Aim - Transcribe each of the records below exactly, excluding all pictures.

------------------------------------

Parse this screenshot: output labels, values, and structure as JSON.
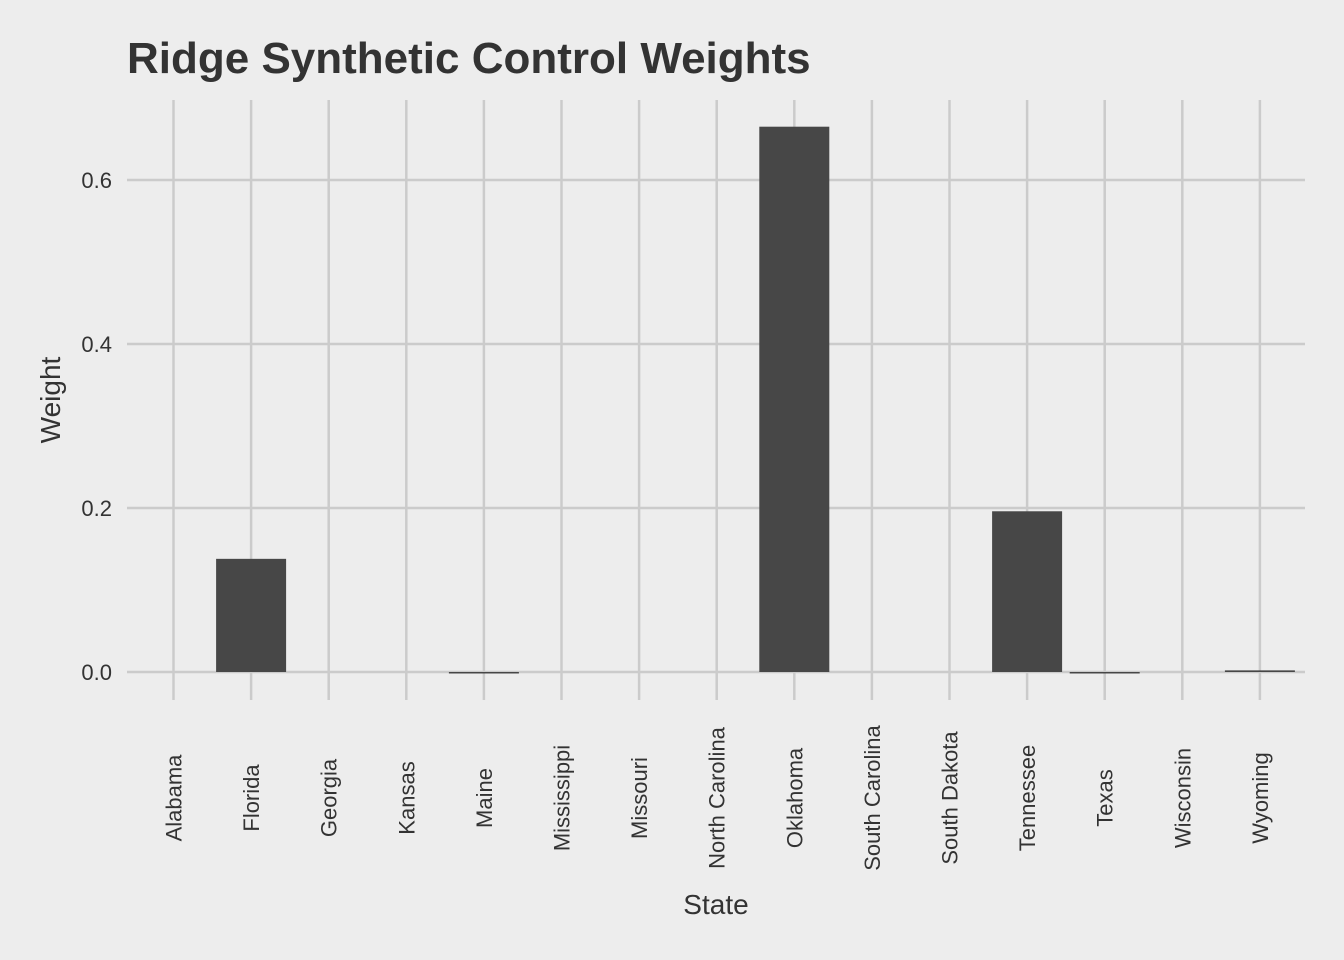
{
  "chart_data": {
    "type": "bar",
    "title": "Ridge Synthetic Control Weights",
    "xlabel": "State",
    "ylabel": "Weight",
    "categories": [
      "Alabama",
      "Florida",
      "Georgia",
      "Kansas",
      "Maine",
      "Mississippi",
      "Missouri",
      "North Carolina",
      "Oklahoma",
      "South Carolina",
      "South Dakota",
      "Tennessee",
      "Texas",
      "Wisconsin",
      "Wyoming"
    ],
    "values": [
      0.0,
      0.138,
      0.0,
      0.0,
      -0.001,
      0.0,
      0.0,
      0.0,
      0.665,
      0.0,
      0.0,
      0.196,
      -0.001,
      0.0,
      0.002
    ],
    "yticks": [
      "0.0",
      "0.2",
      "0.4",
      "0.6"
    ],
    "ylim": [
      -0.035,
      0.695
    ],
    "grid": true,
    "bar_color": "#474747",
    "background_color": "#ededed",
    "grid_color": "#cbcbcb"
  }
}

------------------------------------

Task result -
Parse this screenshot: output labels, values, and structure as JSON.
{
  "chart_data": {
    "type": "bar",
    "title": "Ridge Synthetic Control Weights",
    "xlabel": "State",
    "ylabel": "Weight",
    "categories": [
      "Alabama",
      "Florida",
      "Georgia",
      "Kansas",
      "Maine",
      "Mississippi",
      "Missouri",
      "North Carolina",
      "Oklahoma",
      "South Carolina",
      "South Dakota",
      "Tennessee",
      "Texas",
      "Wisconsin",
      "Wyoming"
    ],
    "values": [
      0.0,
      0.138,
      0.0,
      0.0,
      -0.001,
      0.0,
      0.0,
      0.0,
      0.665,
      0.0,
      0.0,
      0.196,
      -0.001,
      0.0,
      0.002
    ],
    "yticks": [
      "0.0",
      "0.2",
      "0.4",
      "0.6"
    ],
    "ylim": [
      -0.035,
      0.695
    ],
    "grid": true,
    "bar_color": "#474747",
    "background_color": "#ededed",
    "grid_color": "#cbcbcb"
  }
}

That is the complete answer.